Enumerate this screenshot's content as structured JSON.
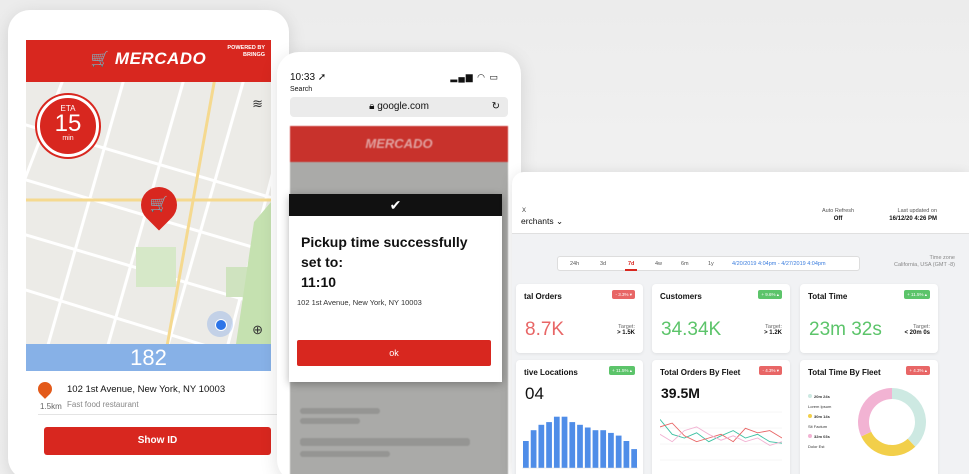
{
  "phone1": {
    "brand": "MERCADO",
    "powered_by": "POWERED BY",
    "powered_by_brand": "BRINGG",
    "eta_label": "ETA",
    "eta_value": "15",
    "eta_unit": "min",
    "counter": "182",
    "address": "102 1st Avenue, New York, NY 10003",
    "distance": "1.5km",
    "place_type": "Fast food restaurant",
    "show_id_label": "Show ID"
  },
  "phone2": {
    "time": "10:33 ➚",
    "back_label": "Search",
    "url": "google.com",
    "blur_brand": "MERCADO",
    "modal": {
      "check": "✔",
      "title": "Pickup time successfully set to:",
      "time": "11:10",
      "address": "102 1st Avenue, New York, NY 10003",
      "ok_label": "ok"
    }
  },
  "dashboard": {
    "close": "X",
    "view": "erchants ⌄",
    "auto_refresh_label": "Auto Refresh",
    "auto_refresh_value": "Off",
    "last_updated_label": "Last updated on",
    "last_updated_value": "16/12/20 4:26 PM",
    "ranges": [
      "24h",
      "3d",
      "7d",
      "4w",
      "6m",
      "1y"
    ],
    "selected_range": "7d",
    "date_range": "4/20/2019 4:04pm - 4/27/2019 4:04pm",
    "timezone_label": "Time zone",
    "timezone_value": "California, USA (GMT -8)",
    "cards": {
      "orders": {
        "title": "tal Orders",
        "badge": "- 3.3% ▾",
        "value": "8.7K",
        "target_label": "Target:",
        "target_value": "> 1.5K"
      },
      "customers": {
        "title": "Customers",
        "badge": "+ 9.6% ▴",
        "value": "34.34K",
        "target_label": "Target:",
        "target_value": "> 1.2K"
      },
      "time": {
        "title": "Total Time",
        "badge": "+ 11.5% ▴",
        "value": "23m 32s",
        "target_label": "Target:",
        "target_value": "< 20m 0s"
      },
      "locations": {
        "title": "tive Locations",
        "badge": "+ 11.5% ▴",
        "value": "04"
      },
      "fleet_orders": {
        "title": "Total Orders By Fleet",
        "badge": "- 4.3% ▾",
        "value": "39.5M"
      },
      "fleet_time": {
        "title": "Total Time By Fleet",
        "badge": "+ 4.3% ▴",
        "legend": [
          {
            "label": "20m 24s",
            "sub": "Lorem Ipsum",
            "color": "#cde9e2"
          },
          {
            "label": "30m 14s",
            "sub": "Sit Factum",
            "color": "#f2cf4a"
          },
          {
            "label": "32m 03s",
            "sub": "Dolor Est",
            "color": "#f2b3d3"
          }
        ]
      }
    },
    "chart_data": [
      {
        "type": "bar",
        "values": [
          10,
          14,
          16,
          17,
          19,
          19,
          17,
          16,
          15,
          14,
          14,
          13,
          12,
          10,
          7
        ],
        "color": "#4f8de8"
      },
      {
        "type": "line",
        "series": [
          {
            "values": [
              60,
              40,
              35,
              42,
              30,
              38,
              45,
              35,
              40,
              30,
              28
            ],
            "color": "#3dc1a2"
          },
          {
            "values": [
              50,
              55,
              38,
              30,
              35,
              40,
              30,
              48,
              42,
              45,
              35
            ],
            "color": "#e86666"
          },
          {
            "values": [
              40,
              30,
              45,
              50,
              40,
              32,
              38,
              30,
              35,
              25,
              30
            ],
            "color": "#f2b3d3"
          }
        ]
      },
      {
        "type": "pie",
        "series": [
          {
            "values": [
              38,
              30,
              32
            ],
            "colors": [
              "#cde9e2",
              "#f2cf4a",
              "#f2b3d3"
            ]
          }
        ]
      }
    ]
  }
}
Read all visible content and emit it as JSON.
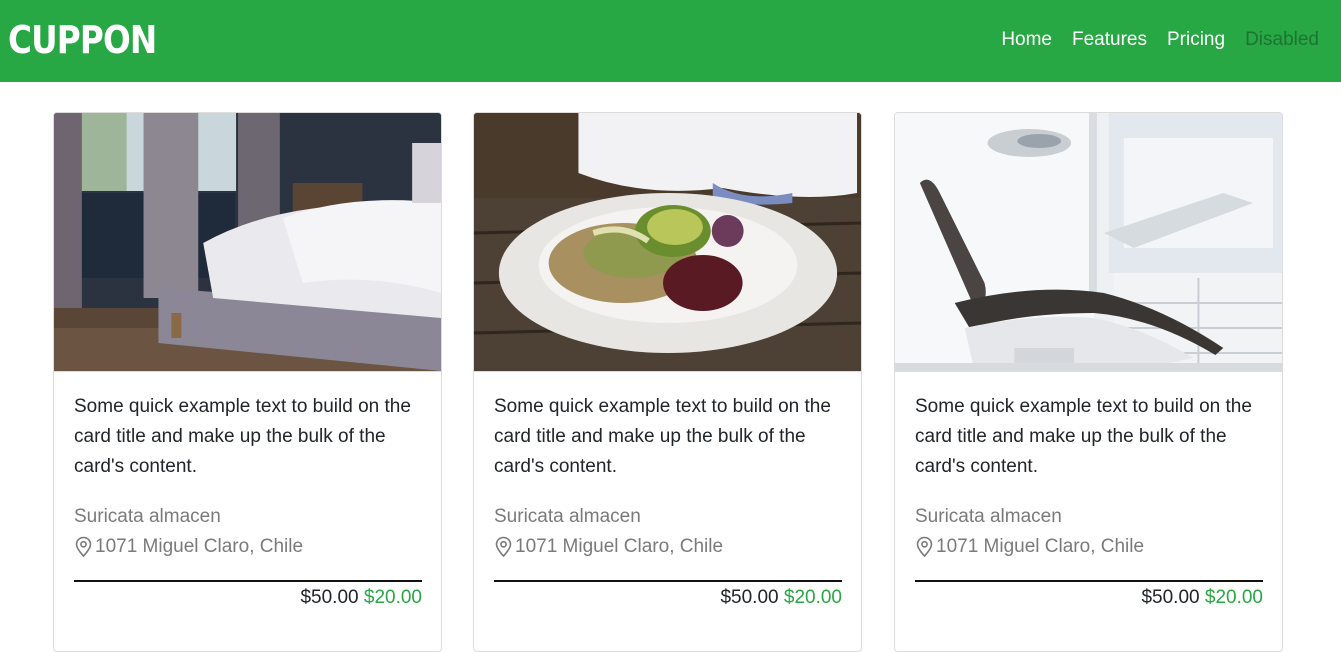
{
  "brand": "CUPPON",
  "nav": {
    "home": "Home",
    "features": "Features",
    "pricing": "Pricing",
    "disabled": "Disabled"
  },
  "colors": {
    "primary": "#28a745",
    "muted": "#7a7a7a",
    "text": "#212529"
  },
  "cards": [
    {
      "image": "bedroom-photo",
      "text": "Some quick example text to build on the card title and make up the bulk of the card's content.",
      "store": "Suricata almacen",
      "address": "1071 Miguel Claro, Chile",
      "old_price": "$50.00",
      "new_price": "$20.00"
    },
    {
      "image": "salad-plate-photo",
      "text": "Some quick example text to build on the card title and make up the bulk of the card's content.",
      "store": "Suricata almacen",
      "address": "1071 Miguel Claro, Chile",
      "old_price": "$50.00",
      "new_price": "$20.00"
    },
    {
      "image": "dental-chair-photo",
      "text": "Some quick example text to build on the card title and make up the bulk of the card's content.",
      "store": "Suricata almacen",
      "address": "1071 Miguel Claro, Chile",
      "old_price": "$50.00",
      "new_price": "$20.00"
    }
  ]
}
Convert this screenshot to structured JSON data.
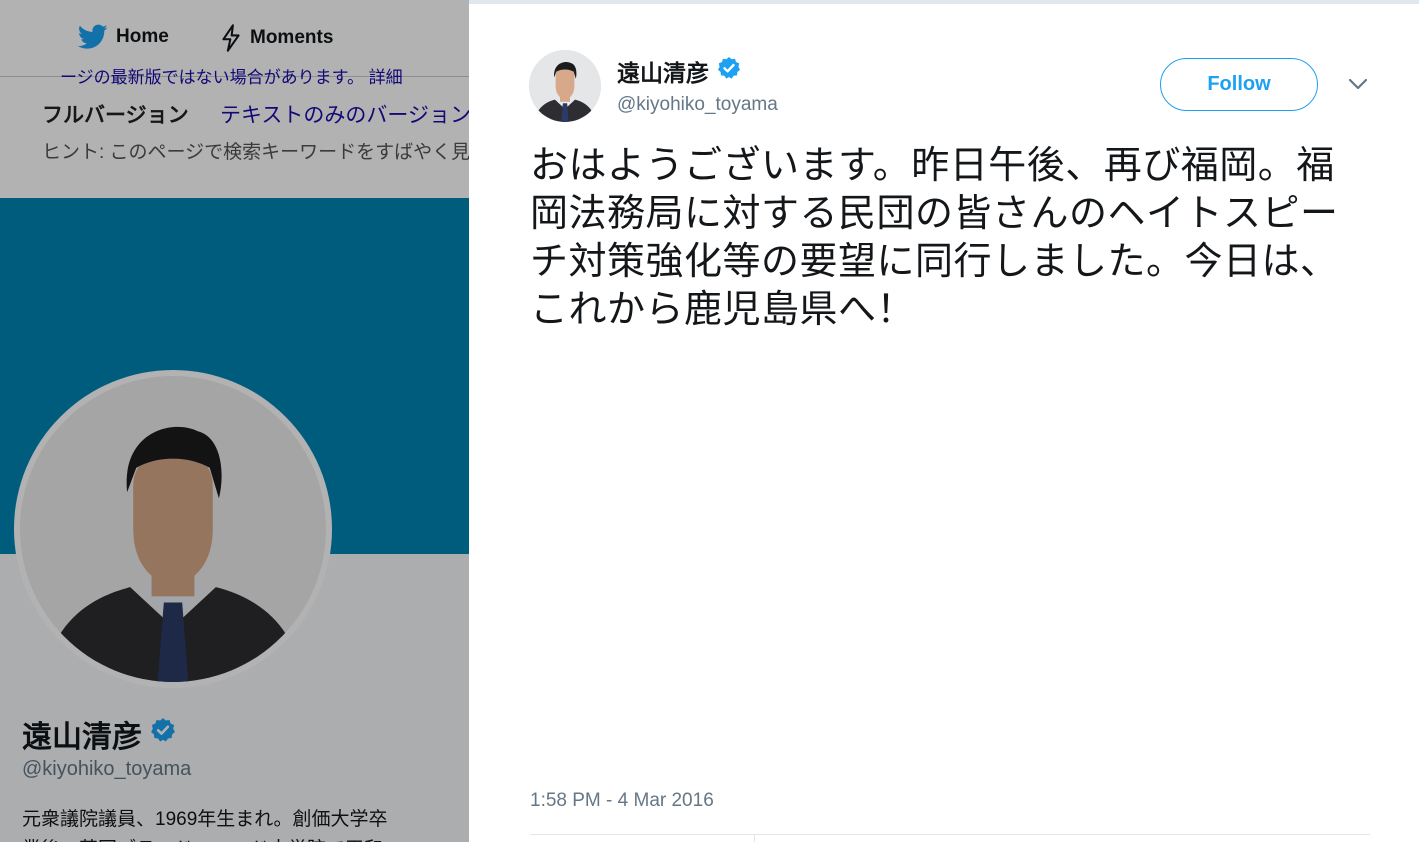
{
  "nav": {
    "home_label": "Home",
    "moments_label": "Moments"
  },
  "notice": {
    "cut_line": "ージの最新版ではない場合があります。 詳細",
    "full_version": "フルバージョン",
    "text_version": "テキストのみのバージョン",
    "hint": "ヒント: このページで検索キーワードをすばやく見"
  },
  "profile": {
    "name": "遠山清彦",
    "handle": "@kiyohiko_toyama",
    "bio_line1": "元衆議院議員、1969年生まれ。創価大学卒",
    "bio_line2": "業後、英国ブラッドフォード大学院で平和"
  },
  "tweet": {
    "author_name": "遠山清彦",
    "author_handle": "@kiyohiko_toyama",
    "verified": true,
    "follow_label": "Follow",
    "text": "おはようございます。昨日午後、再び福岡。福岡法務局に対する民団の皆さんのヘイトスピーチ対策強化等の要望に同行しました。今日は、これから鹿児島県へ！",
    "timestamp": "1:58 PM - 4 Mar 2016"
  },
  "colors": {
    "twitter_blue": "#1da1f2",
    "banner": "#0084b4",
    "text_primary": "#14171a",
    "text_secondary": "#657786"
  },
  "icons": {
    "home": "twitter-bird-icon",
    "moments": "lightning-icon",
    "verified": "verified-badge-icon",
    "caret": "chevron-down-icon"
  }
}
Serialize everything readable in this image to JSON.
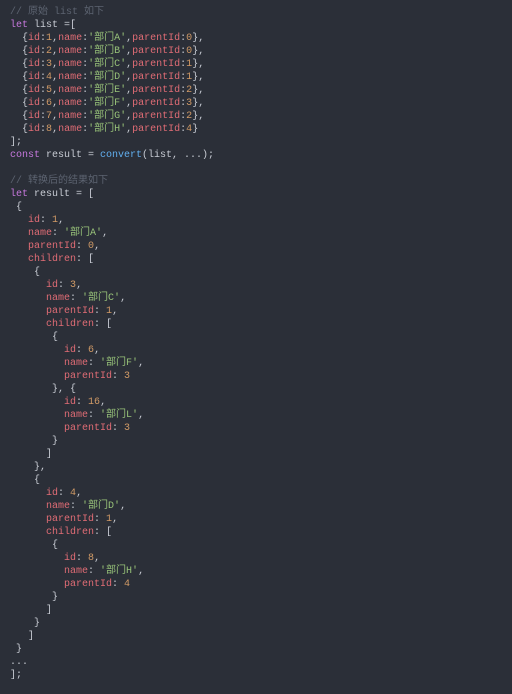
{
  "code": {
    "comment1": "// 原始 list 如下",
    "kw_let1": "let",
    "var_list": " list =[",
    "items": [
      {
        "open": "  {",
        "id_k": "id",
        "id_v": "1",
        "name_k": "name",
        "name_v": "'部门A'",
        "pid_k": "parentId",
        "pid_v": "0",
        "close": "},"
      },
      {
        "open": "  {",
        "id_k": "id",
        "id_v": "2",
        "name_k": "name",
        "name_v": "'部门B'",
        "pid_k": "parentId",
        "pid_v": "0",
        "close": "},"
      },
      {
        "open": "  {",
        "id_k": "id",
        "id_v": "3",
        "name_k": "name",
        "name_v": "'部门C'",
        "pid_k": "parentId",
        "pid_v": "1",
        "close": "},"
      },
      {
        "open": "  {",
        "id_k": "id",
        "id_v": "4",
        "name_k": "name",
        "name_v": "'部门D'",
        "pid_k": "parentId",
        "pid_v": "1",
        "close": "},"
      },
      {
        "open": "  {",
        "id_k": "id",
        "id_v": "5",
        "name_k": "name",
        "name_v": "'部门E'",
        "pid_k": "parentId",
        "pid_v": "2",
        "close": "},"
      },
      {
        "open": "  {",
        "id_k": "id",
        "id_v": "6",
        "name_k": "name",
        "name_v": "'部门F'",
        "pid_k": "parentId",
        "pid_v": "3",
        "close": "},"
      },
      {
        "open": "  {",
        "id_k": "id",
        "id_v": "7",
        "name_k": "name",
        "name_v": "'部门G'",
        "pid_k": "parentId",
        "pid_v": "2",
        "close": "},"
      },
      {
        "open": "  {",
        "id_k": "id",
        "id_v": "8",
        "name_k": "name",
        "name_v": "'部门H'",
        "pid_k": "parentId",
        "pid_v": "4",
        "close": "}"
      }
    ],
    "close_list": "];",
    "kw_const": "const",
    "var_result": " result = ",
    "fn_convert": "convert",
    "args": "(list, ...);",
    "blank": "",
    "comment2": "// 转换后的结果如下",
    "kw_let2": "let",
    "var_result2": " result = [",
    "body_lines": [
      " {",
      {
        "t": "prop",
        "pre": "   ",
        "k": "id",
        "sep": ": ",
        "v": "1",
        "vt": "num",
        "end": ","
      },
      {
        "t": "prop",
        "pre": "   ",
        "k": "name",
        "sep": ": ",
        "v": "'部门A'",
        "vt": "str",
        "end": ","
      },
      {
        "t": "prop",
        "pre": "   ",
        "k": "parentId",
        "sep": ": ",
        "v": "0",
        "vt": "num",
        "end": ","
      },
      {
        "t": "prop",
        "pre": "   ",
        "k": "children",
        "sep": ": [",
        "v": "",
        "vt": "",
        "end": ""
      },
      "    {",
      {
        "t": "prop",
        "pre": "      ",
        "k": "id",
        "sep": ": ",
        "v": "3",
        "vt": "num",
        "end": ","
      },
      {
        "t": "prop",
        "pre": "      ",
        "k": "name",
        "sep": ": ",
        "v": "'部门C'",
        "vt": "str",
        "end": ","
      },
      {
        "t": "prop",
        "pre": "      ",
        "k": "parentId",
        "sep": ": ",
        "v": "1",
        "vt": "num",
        "end": ","
      },
      {
        "t": "prop",
        "pre": "      ",
        "k": "children",
        "sep": ": [",
        "v": "",
        "vt": "",
        "end": ""
      },
      "       {",
      {
        "t": "prop",
        "pre": "         ",
        "k": "id",
        "sep": ": ",
        "v": "6",
        "vt": "num",
        "end": ","
      },
      {
        "t": "prop",
        "pre": "         ",
        "k": "name",
        "sep": ": ",
        "v": "'部门F'",
        "vt": "str",
        "end": ","
      },
      {
        "t": "prop",
        "pre": "         ",
        "k": "parentId",
        "sep": ": ",
        "v": "3",
        "vt": "num",
        "end": ""
      },
      "       }, {",
      {
        "t": "prop",
        "pre": "         ",
        "k": "id",
        "sep": ": ",
        "v": "16",
        "vt": "num",
        "end": ","
      },
      {
        "t": "prop",
        "pre": "         ",
        "k": "name",
        "sep": ": ",
        "v": "'部门L'",
        "vt": "str",
        "end": ","
      },
      {
        "t": "prop",
        "pre": "         ",
        "k": "parentId",
        "sep": ": ",
        "v": "3",
        "vt": "num",
        "end": ""
      },
      "       }",
      "      ]",
      "    },",
      "    {",
      {
        "t": "prop",
        "pre": "      ",
        "k": "id",
        "sep": ": ",
        "v": "4",
        "vt": "num",
        "end": ","
      },
      {
        "t": "prop",
        "pre": "      ",
        "k": "name",
        "sep": ": ",
        "v": "'部门D'",
        "vt": "str",
        "end": ","
      },
      {
        "t": "prop",
        "pre": "      ",
        "k": "parentId",
        "sep": ": ",
        "v": "1",
        "vt": "num",
        "end": ","
      },
      {
        "t": "prop",
        "pre": "      ",
        "k": "children",
        "sep": ": [",
        "v": "",
        "vt": "",
        "end": ""
      },
      "       {",
      {
        "t": "prop",
        "pre": "         ",
        "k": "id",
        "sep": ": ",
        "v": "8",
        "vt": "num",
        "end": ","
      },
      {
        "t": "prop",
        "pre": "         ",
        "k": "name",
        "sep": ": ",
        "v": "'部门H'",
        "vt": "str",
        "end": ","
      },
      {
        "t": "prop",
        "pre": "         ",
        "k": "parentId",
        "sep": ": ",
        "v": "4",
        "vt": "num",
        "end": ""
      },
      "       }",
      "      ]",
      "    }",
      "   ]",
      " }",
      "...",
      "];"
    ]
  }
}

.....

## Problem details
All lines that include "Avenue" are to be gathered and copied.

## Task solution
    "address": "102 1st Avenue, New York, NY 10003",
      "address": "102 1st Avenue, New York, NY 10003",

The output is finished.